**WHAT IS NEEDED**
Where a line contains the word "caption", copy that line.

**LISTING**
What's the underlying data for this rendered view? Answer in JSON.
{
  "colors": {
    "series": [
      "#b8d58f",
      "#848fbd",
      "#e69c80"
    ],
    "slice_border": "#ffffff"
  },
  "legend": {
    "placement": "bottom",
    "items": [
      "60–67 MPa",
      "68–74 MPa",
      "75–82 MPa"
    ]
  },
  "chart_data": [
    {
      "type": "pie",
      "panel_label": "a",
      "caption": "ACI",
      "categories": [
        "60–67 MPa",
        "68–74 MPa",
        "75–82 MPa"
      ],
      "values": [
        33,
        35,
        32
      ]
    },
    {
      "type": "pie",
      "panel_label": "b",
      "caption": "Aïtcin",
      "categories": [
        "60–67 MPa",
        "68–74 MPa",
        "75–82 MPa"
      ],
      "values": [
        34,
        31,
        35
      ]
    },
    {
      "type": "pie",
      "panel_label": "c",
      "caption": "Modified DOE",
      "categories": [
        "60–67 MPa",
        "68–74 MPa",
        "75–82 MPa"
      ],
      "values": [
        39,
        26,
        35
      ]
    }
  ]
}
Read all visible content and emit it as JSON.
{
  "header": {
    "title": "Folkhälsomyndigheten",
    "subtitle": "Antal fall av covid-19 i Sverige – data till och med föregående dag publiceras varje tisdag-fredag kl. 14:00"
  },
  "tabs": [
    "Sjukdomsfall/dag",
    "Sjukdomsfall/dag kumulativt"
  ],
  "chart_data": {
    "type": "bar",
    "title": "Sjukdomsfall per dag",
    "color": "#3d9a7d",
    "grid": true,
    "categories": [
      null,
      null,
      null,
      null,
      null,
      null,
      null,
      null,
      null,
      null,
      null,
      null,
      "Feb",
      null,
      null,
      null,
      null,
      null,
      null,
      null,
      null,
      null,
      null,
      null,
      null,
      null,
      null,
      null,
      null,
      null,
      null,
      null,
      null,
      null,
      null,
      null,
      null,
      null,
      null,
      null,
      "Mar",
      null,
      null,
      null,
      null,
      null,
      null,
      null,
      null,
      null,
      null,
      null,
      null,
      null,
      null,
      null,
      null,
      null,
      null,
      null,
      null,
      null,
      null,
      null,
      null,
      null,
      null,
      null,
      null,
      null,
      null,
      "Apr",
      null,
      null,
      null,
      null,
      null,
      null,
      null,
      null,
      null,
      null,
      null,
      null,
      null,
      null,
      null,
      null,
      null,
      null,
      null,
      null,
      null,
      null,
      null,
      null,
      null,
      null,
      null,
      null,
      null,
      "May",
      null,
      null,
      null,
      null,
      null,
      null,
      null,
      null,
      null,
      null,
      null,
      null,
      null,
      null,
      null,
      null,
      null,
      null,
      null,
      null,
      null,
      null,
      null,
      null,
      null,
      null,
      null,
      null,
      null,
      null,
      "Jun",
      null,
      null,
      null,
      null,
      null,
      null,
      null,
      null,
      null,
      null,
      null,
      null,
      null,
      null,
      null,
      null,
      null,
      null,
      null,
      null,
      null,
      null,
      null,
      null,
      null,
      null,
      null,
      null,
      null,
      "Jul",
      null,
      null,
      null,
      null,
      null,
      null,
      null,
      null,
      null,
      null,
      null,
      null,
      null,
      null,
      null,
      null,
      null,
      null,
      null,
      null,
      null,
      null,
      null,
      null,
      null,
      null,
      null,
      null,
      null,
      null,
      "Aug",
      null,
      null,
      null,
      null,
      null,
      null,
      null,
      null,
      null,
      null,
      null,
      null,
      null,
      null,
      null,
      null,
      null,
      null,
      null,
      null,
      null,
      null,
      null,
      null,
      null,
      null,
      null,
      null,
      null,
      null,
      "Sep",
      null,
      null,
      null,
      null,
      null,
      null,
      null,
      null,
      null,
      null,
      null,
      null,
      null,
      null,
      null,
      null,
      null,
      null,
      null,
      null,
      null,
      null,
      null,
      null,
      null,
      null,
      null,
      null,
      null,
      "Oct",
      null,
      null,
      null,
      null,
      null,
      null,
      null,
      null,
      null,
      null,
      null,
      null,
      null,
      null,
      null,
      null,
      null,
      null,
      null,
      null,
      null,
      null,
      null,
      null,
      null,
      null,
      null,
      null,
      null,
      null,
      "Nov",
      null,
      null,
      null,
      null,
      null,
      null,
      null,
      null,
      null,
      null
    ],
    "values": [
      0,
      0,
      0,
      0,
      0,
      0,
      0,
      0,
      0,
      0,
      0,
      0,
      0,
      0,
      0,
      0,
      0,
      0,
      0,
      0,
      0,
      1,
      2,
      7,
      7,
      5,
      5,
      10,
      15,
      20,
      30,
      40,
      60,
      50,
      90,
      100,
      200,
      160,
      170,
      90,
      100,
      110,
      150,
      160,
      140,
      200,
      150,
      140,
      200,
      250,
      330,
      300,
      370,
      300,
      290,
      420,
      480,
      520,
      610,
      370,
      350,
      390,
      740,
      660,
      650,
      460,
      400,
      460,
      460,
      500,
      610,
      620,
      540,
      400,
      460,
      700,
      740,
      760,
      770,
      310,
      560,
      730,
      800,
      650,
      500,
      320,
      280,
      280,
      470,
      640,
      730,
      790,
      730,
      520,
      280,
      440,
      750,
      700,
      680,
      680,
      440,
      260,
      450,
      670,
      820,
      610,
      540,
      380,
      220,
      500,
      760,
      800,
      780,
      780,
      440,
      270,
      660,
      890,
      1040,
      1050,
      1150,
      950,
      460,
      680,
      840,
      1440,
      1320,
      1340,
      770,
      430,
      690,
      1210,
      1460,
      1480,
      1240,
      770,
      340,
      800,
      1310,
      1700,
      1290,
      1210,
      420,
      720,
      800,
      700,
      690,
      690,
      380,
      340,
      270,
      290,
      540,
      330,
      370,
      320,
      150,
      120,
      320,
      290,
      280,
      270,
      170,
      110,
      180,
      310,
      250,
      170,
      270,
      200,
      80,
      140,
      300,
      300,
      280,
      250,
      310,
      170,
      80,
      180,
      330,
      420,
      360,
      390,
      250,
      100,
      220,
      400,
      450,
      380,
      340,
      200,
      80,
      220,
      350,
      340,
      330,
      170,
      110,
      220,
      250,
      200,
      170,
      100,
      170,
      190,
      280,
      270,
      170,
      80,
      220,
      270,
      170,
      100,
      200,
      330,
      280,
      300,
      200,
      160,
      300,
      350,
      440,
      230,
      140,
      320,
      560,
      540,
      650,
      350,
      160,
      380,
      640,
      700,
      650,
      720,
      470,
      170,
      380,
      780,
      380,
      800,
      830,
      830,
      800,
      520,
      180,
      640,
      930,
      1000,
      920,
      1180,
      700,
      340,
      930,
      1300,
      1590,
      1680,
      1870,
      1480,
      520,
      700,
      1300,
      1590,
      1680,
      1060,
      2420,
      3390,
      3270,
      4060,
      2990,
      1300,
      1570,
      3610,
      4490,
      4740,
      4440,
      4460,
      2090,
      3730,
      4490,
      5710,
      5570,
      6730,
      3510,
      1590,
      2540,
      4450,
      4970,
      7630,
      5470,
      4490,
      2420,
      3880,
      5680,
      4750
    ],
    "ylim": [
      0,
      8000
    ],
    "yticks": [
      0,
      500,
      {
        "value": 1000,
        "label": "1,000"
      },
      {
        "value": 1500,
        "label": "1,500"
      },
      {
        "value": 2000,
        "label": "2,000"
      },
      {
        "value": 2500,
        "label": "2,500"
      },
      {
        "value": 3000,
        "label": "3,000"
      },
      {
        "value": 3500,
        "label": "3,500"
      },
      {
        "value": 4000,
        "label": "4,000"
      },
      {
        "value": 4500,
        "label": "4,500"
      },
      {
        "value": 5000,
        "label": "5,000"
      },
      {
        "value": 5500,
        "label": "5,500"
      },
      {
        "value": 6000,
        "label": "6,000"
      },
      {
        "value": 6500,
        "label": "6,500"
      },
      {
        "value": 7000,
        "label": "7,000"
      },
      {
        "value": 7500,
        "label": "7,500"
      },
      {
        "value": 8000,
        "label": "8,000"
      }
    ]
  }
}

**FINISHED TASK**
      "caption": "ACI",
      "caption": "Aïtcin",
      "caption": "Modified DOE",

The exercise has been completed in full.